Beneath this sentence is a set of records; write each of them out exactly.

• **SUPPLIED MATERIAL**

*-*-*

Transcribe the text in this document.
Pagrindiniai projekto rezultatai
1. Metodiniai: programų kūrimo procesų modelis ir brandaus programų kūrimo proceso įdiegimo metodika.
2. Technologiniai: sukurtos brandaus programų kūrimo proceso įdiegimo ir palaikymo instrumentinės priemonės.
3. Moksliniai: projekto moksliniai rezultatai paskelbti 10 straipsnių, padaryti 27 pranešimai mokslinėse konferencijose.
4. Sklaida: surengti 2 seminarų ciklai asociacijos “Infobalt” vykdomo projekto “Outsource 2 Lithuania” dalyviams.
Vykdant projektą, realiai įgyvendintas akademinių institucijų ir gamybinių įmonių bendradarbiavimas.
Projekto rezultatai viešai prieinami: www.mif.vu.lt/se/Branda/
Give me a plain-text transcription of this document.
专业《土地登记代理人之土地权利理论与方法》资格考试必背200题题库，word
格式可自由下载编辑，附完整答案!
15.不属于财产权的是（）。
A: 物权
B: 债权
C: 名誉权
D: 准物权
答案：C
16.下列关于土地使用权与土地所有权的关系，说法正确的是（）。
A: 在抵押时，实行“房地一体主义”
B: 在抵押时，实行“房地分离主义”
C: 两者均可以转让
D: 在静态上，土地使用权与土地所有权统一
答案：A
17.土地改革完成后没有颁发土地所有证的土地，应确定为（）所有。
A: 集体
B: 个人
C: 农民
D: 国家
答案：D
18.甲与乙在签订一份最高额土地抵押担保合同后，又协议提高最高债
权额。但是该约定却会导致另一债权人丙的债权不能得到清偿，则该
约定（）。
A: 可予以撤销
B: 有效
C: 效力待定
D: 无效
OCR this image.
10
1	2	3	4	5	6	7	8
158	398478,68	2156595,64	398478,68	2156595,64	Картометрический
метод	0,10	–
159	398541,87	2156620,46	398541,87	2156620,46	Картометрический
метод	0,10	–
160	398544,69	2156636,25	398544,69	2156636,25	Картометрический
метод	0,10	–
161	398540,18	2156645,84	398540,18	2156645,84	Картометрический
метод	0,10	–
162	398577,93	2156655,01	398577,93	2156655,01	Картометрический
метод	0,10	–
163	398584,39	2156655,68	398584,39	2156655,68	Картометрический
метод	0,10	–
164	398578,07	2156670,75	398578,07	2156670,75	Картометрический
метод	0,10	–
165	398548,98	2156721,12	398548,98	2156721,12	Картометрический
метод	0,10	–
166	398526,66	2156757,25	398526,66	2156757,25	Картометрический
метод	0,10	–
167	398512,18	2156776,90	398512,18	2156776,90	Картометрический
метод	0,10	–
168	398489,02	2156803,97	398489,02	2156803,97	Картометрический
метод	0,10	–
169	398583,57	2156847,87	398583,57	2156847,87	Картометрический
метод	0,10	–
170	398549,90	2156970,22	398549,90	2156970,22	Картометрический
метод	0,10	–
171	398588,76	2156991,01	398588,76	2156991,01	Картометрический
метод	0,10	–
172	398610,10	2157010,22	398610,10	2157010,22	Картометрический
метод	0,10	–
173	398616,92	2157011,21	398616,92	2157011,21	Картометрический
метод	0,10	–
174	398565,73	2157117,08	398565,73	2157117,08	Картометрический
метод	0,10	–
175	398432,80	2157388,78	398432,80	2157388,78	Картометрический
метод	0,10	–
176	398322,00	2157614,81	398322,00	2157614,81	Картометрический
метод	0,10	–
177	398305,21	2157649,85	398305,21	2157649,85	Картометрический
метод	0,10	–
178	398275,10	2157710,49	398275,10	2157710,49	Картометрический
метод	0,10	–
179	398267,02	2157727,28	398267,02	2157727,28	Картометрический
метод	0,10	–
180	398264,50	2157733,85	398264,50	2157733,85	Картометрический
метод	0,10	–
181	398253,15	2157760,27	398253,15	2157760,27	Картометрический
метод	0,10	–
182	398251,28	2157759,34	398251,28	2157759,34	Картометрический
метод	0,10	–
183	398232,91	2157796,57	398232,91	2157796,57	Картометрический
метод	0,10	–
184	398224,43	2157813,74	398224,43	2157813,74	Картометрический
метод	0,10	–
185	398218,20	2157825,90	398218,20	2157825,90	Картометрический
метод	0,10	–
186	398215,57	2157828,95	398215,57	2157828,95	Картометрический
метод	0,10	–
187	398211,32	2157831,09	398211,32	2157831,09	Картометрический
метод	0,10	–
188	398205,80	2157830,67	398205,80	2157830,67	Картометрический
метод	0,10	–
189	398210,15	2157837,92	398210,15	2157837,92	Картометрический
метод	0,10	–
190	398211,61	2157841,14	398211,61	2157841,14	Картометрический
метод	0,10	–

*-*-*

• **EXERCISE OUTPUT**
Transcribe the text in this document.
Pagrindiniai projekto rezultatai
1. Metodiniai: programų kūrimo procesų modelis ir brandaus programų kūrimo proceso įdiegimo metodika.
2. Technologiniai: sukurtos brandaus programų kūrimo proceso įdiegimo ir palaikymo instrumentinės priemonės.
3. Moksliniai: projekto moksliniai rezultatai paskelbti 10 straipsnių, padaryti 27 pranešimai mokslinėse konferencijose.
4. Sklaida: surengti 2 seminarų ciklai asociacijos “Infobalt” vykdomo projekto “Outsource 2 Lithuania” dalyviams.
Vykdant projektą, realiai įgyvendintas akademinių institucijų ir gamybinių įmonių bendradarbiavimas.
Projekto rezultatai viešai prieinami: www.mif.vu.lt/se/Branda/
Give me a plain-text transcription of this document.
专业《土地登记代理人之土地权利理论与方法》资格考试必背200题题库，word
格式可自由下载编辑，附完整答案!
15.不属于财产权的是（）。
A: 物权
B: 债权
C: 名誉权
D: 准物权
答案：C
16.下列关于土地使用权与土地所有权的关系，说法正确的是（）。
A: 在抵押时，实行“房地一体主义”
B: 在抵押时，实行“房地分离主义”
C: 两者均可以转让
D: 在静态上，土地使用权与土地所有权统一
答案：A
17.土地改革完成后没有颁发土地所有证的土地，应确定为（）所有。
A: 集体
B: 个人
C: 农民
D: 国家
答案：D
18.甲与乙在签订一份最高额土地抵押担保合同后，又协议提高最高债
权额。但是该约定却会导致另一债权人丙的债权不能得到清偿，则该
约定（）。
A: 可予以撤销
B: 有效
C: 效力待定
D: 无效
OCR this image.
10
1	2	3	4	5	6	7	8
158	398478,68	2156595,64	398478,68	2156595,64	Картометрический
метод	0,10	–
159	398541,87	2156620,46	398541,87	2156620,46	Картометрический
метод	0,10	–
160	398544,69	2156636,25	398544,69	2156636,25	Картометрический
метод	0,10	–
161	398540,18	2156645,84	398540,18	2156645,84	Картометрический
метод	0,10	–
162	398577,93	2156655,01	398577,93	2156655,01	Картометрический
метод	0,10	–
163	398584,39	2156655,68	398584,39	2156655,68	Картометрический
метод	0,10	–
164	398578,07	2156670,75	398578,07	2156670,75	Картометрический
метод	0,10	–
165	398548,98	2156721,12	398548,98	2156721,12	Картометрический
метод	0,10	–
166	398526,66	2156757,25	398526,66	2156757,25	Картометрический
метод	0,10	–
167	398512,18	2156776,90	398512,18	2156776,90	Картометрический
метод	0,10	–
168	398489,02	2156803,97	398489,02	2156803,97	Картометрический
метод	0,10	–
169	398583,57	2156847,87	398583,57	2156847,87	Картометрический
метод	0,10	–
170	398549,90	2156970,22	398549,90	2156970,22	Картометрический
метод	0,10	–
171	398588,76	2156991,01	398588,76	2156991,01	Картометрический
метод	0,10	–
172	398610,10	2157010,22	398610,10	2157010,22	Картометрический
метод	0,10	–
173	398616,92	2157011,21	398616,92	2157011,21	Картометрический
метод	0,10	–
174	398565,73	2157117,08	398565,73	2157117,08	Картометрический
метод	0,10	–
175	398432,80	2157388,78	398432,80	2157388,78	Картометрический
метод	0,10	–
176	398322,00	2157614,81	398322,00	2157614,81	Картометрический
метод	0,10	–
177	398305,21	2157649,85	398305,21	2157649,85	Картометрический
метод	0,10	–
178	398275,10	2157710,49	398275,10	2157710,49	Картометрический
метод	0,10	–
179	398267,02	2157727,28	398267,02	2157727,28	Картометрический
метод	0,10	–
180	398264,50	2157733,85	398264,50	2157733,85	Картометрический
метод	0,10	–
181	398253,15	2157760,27	398253,15	2157760,27	Картометрический
метод	0,10	–
182	398251,28	2157759,34	398251,28	2157759,34	Картометрический
метод	0,10	–
183	398232,91	2157796,57	398232,91	2157796,57	Картометрический
метод	0,10	–
184	398224,43	2157813,74	398224,43	2157813,74	Картометрический
метод	0,10	–
185	398218,20	2157825,90	398218,20	2157825,90	Картометрический
метод	0,10	–
186	398215,57	2157828,95	398215,57	2157828,95	Картометрический
метод	0,10	–
187	398211,32	2157831,09	398211,32	2157831,09	Картометрический
метод	0,10	–
188	398205,80	2157830,67	398205,80	2157830,67	Картометрический
метод	0,10	–
189	398210,15	2157837,92	398210,15	2157837,92	Картометрический
метод	0,10	–
190	398211,61	2157841,14	398211,61	2157841,14	Картометрический
метод	0,10	–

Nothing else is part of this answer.